Items from a dataset:
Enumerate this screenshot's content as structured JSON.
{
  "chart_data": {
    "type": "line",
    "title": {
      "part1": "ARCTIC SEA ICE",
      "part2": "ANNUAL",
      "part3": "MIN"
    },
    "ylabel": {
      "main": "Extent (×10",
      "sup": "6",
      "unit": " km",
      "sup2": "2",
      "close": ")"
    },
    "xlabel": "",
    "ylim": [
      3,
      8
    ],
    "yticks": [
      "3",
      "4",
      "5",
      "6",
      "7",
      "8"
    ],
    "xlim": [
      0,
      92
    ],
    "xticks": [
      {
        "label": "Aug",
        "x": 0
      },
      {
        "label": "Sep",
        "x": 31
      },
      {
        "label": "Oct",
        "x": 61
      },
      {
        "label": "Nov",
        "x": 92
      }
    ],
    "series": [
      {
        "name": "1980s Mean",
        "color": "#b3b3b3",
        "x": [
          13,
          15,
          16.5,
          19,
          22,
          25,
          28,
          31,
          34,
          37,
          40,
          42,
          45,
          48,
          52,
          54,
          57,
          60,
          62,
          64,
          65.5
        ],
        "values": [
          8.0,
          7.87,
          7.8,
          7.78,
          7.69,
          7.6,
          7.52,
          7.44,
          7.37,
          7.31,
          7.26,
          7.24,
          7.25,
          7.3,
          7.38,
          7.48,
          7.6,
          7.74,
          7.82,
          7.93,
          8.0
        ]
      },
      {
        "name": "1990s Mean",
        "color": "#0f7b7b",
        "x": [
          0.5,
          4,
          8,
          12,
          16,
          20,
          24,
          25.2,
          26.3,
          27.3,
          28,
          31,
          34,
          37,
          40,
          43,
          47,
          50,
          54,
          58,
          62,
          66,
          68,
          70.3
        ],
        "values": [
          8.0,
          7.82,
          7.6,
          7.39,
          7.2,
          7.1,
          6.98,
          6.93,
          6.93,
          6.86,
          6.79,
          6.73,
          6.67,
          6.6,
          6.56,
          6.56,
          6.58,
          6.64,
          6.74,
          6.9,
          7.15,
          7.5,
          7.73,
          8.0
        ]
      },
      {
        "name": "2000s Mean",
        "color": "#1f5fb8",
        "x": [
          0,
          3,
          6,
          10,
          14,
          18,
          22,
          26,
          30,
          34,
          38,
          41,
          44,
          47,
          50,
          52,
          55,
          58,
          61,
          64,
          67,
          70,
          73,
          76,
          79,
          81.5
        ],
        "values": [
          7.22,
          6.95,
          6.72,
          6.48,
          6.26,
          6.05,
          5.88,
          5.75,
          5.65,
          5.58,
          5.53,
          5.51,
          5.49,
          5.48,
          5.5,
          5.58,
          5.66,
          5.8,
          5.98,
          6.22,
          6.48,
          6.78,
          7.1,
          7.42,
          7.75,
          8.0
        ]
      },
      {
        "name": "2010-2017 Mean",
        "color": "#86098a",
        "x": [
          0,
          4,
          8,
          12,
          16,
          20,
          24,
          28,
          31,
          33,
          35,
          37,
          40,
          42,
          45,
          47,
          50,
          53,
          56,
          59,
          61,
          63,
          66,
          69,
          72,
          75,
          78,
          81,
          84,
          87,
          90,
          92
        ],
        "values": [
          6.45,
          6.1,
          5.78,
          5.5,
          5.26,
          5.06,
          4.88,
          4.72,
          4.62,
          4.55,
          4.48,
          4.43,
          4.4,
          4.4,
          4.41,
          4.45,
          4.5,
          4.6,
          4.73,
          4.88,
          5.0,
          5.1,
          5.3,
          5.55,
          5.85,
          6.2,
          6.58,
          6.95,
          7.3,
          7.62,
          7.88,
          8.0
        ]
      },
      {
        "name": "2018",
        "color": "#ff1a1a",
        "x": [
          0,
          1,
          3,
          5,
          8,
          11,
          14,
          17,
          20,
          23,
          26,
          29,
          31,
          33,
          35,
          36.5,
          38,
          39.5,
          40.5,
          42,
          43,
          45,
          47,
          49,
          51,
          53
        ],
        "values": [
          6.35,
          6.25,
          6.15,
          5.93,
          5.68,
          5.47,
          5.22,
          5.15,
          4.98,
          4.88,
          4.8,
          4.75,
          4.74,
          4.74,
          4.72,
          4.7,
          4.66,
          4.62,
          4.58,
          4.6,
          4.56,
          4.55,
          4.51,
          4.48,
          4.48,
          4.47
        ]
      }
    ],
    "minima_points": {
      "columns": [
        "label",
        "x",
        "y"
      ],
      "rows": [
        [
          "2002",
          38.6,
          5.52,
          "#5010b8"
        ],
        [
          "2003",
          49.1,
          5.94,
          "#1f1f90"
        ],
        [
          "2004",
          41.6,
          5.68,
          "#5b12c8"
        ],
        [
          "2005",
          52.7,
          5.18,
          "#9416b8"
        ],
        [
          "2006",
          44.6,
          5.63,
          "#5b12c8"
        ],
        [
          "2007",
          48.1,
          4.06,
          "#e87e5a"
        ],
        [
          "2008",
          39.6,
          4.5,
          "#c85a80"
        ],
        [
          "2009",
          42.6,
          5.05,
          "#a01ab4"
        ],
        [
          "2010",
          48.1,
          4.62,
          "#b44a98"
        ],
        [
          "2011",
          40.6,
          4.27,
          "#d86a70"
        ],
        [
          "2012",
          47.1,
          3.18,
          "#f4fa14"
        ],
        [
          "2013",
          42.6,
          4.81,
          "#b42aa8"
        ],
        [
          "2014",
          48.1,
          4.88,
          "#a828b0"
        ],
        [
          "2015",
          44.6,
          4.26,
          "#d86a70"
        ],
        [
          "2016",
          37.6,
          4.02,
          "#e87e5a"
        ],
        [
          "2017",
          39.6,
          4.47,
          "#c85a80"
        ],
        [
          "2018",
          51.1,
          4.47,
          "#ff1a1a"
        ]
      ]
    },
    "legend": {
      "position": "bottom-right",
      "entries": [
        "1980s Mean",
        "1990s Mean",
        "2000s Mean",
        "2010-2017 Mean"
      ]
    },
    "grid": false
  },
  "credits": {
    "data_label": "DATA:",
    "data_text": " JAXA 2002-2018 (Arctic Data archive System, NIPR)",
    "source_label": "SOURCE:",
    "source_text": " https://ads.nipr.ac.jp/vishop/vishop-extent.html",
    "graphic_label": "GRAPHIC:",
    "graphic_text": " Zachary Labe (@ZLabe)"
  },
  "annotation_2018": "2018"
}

Exercise goal — Reproduce the data in its entirety, matching each character.

Response to this task —
Enumerate this screenshot's content as structured JSON.
{
  "chart_data": {
    "type": "line",
    "title": {
      "part1": "ARCTIC SEA ICE",
      "part2": "ANNUAL",
      "part3": "MIN"
    },
    "ylabel": {
      "main": "Extent (×10",
      "sup": "6",
      "unit": " km",
      "sup2": "2",
      "close": ")"
    },
    "xlabel": "",
    "ylim": [
      3,
      8
    ],
    "yticks": [
      "3",
      "4",
      "5",
      "6",
      "7",
      "8"
    ],
    "xlim": [
      0,
      92
    ],
    "xticks": [
      {
        "label": "Aug",
        "x": 0
      },
      {
        "label": "Sep",
        "x": 31
      },
      {
        "label": "Oct",
        "x": 61
      },
      {
        "label": "Nov",
        "x": 92
      }
    ],
    "series": [
      {
        "name": "1980s Mean",
        "color": "#b3b3b3",
        "x": [
          13,
          15,
          16.5,
          19,
          22,
          25,
          28,
          31,
          34,
          37,
          40,
          42,
          45,
          48,
          52,
          54,
          57,
          60,
          62,
          64,
          65.5
        ],
        "values": [
          8.0,
          7.87,
          7.8,
          7.78,
          7.69,
          7.6,
          7.52,
          7.44,
          7.37,
          7.31,
          7.26,
          7.24,
          7.25,
          7.3,
          7.38,
          7.48,
          7.6,
          7.74,
          7.82,
          7.93,
          8.0
        ]
      },
      {
        "name": "1990s Mean",
        "color": "#0f7b7b",
        "x": [
          0.5,
          4,
          8,
          12,
          16,
          20,
          24,
          25.2,
          26.3,
          27.3,
          28,
          31,
          34,
          37,
          40,
          43,
          47,
          50,
          54,
          58,
          62,
          66,
          68,
          70.3
        ],
        "values": [
          8.0,
          7.82,
          7.6,
          7.39,
          7.2,
          7.1,
          6.98,
          6.93,
          6.93,
          6.86,
          6.79,
          6.73,
          6.67,
          6.6,
          6.56,
          6.56,
          6.58,
          6.64,
          6.74,
          6.9,
          7.15,
          7.5,
          7.73,
          8.0
        ]
      },
      {
        "name": "2000s Mean",
        "color": "#1f5fb8",
        "x": [
          0,
          3,
          6,
          10,
          14,
          18,
          22,
          26,
          30,
          34,
          38,
          41,
          44,
          47,
          50,
          52,
          55,
          58,
          61,
          64,
          67,
          70,
          73,
          76,
          79,
          81.5
        ],
        "values": [
          7.22,
          6.95,
          6.72,
          6.48,
          6.26,
          6.05,
          5.88,
          5.75,
          5.65,
          5.58,
          5.53,
          5.51,
          5.49,
          5.48,
          5.5,
          5.58,
          5.66,
          5.8,
          5.98,
          6.22,
          6.48,
          6.78,
          7.1,
          7.42,
          7.75,
          8.0
        ]
      },
      {
        "name": "2010-2017 Mean",
        "color": "#86098a",
        "x": [
          0,
          4,
          8,
          12,
          16,
          20,
          24,
          28,
          31,
          33,
          35,
          37,
          40,
          42,
          45,
          47,
          50,
          53,
          56,
          59,
          61,
          63,
          66,
          69,
          72,
          75,
          78,
          81,
          84,
          87,
          90,
          92
        ],
        "values": [
          6.45,
          6.1,
          5.78,
          5.5,
          5.26,
          5.06,
          4.88,
          4.72,
          4.62,
          4.55,
          4.48,
          4.43,
          4.4,
          4.4,
          4.41,
          4.45,
          4.5,
          4.6,
          4.73,
          4.88,
          5.0,
          5.1,
          5.3,
          5.55,
          5.85,
          6.2,
          6.58,
          6.95,
          7.3,
          7.62,
          7.88,
          8.0
        ]
      },
      {
        "name": "2018",
        "color": "#ff1a1a",
        "x": [
          0,
          1,
          3,
          5,
          8,
          11,
          14,
          17,
          20,
          23,
          26,
          29,
          31,
          33,
          35,
          36.5,
          38,
          39.5,
          40.5,
          42,
          43,
          45,
          47,
          49,
          51,
          53
        ],
        "values": [
          6.35,
          6.25,
          6.15,
          5.93,
          5.68,
          5.47,
          5.22,
          5.15,
          4.98,
          4.88,
          4.8,
          4.75,
          4.74,
          4.74,
          4.72,
          4.7,
          4.66,
          4.62,
          4.58,
          4.6,
          4.56,
          4.55,
          4.51,
          4.48,
          4.48,
          4.47
        ]
      }
    ],
    "minima_points": {
      "columns": [
        "label",
        "x",
        "y"
      ],
      "rows": [
        [
          "2002",
          38.6,
          5.52,
          "#5010b8"
        ],
        [
          "2003",
          49.1,
          5.94,
          "#1f1f90"
        ],
        [
          "2004",
          41.6,
          5.68,
          "#5b12c8"
        ],
        [
          "2005",
          52.7,
          5.18,
          "#9416b8"
        ],
        [
          "2006",
          44.6,
          5.63,
          "#5b12c8"
        ],
        [
          "2007",
          48.1,
          4.06,
          "#e87e5a"
        ],
        [
          "2008",
          39.6,
          4.5,
          "#c85a80"
        ],
        [
          "2009",
          42.6,
          5.05,
          "#a01ab4"
        ],
        [
          "2010",
          48.1,
          4.62,
          "#b44a98"
        ],
        [
          "2011",
          40.6,
          4.27,
          "#d86a70"
        ],
        [
          "2012",
          47.1,
          3.18,
          "#f4fa14"
        ],
        [
          "2013",
          42.6,
          4.81,
          "#b42aa8"
        ],
        [
          "2014",
          48.1,
          4.88,
          "#a828b0"
        ],
        [
          "2015",
          44.6,
          4.26,
          "#d86a70"
        ],
        [
          "2016",
          37.6,
          4.02,
          "#e87e5a"
        ],
        [
          "2017",
          39.6,
          4.47,
          "#c85a80"
        ],
        [
          "2018",
          51.1,
          4.47,
          "#ff1a1a"
        ]
      ]
    },
    "legend": {
      "position": "bottom-right",
      "entries": [
        "1980s Mean",
        "1990s Mean",
        "2000s Mean",
        "2010-2017 Mean"
      ]
    },
    "grid": false
  },
  "credits": {
    "data_label": "DATA:",
    "data_text": " JAXA 2002-2018 (Arctic Data archive System, NIPR)",
    "source_label": "SOURCE:",
    "source_text": " https://ads.nipr.ac.jp/vishop/vishop-extent.html",
    "graphic_label": "GRAPHIC:",
    "graphic_text": " Zachary Labe (@ZLabe)"
  },
  "annotation_2018": "2018"
}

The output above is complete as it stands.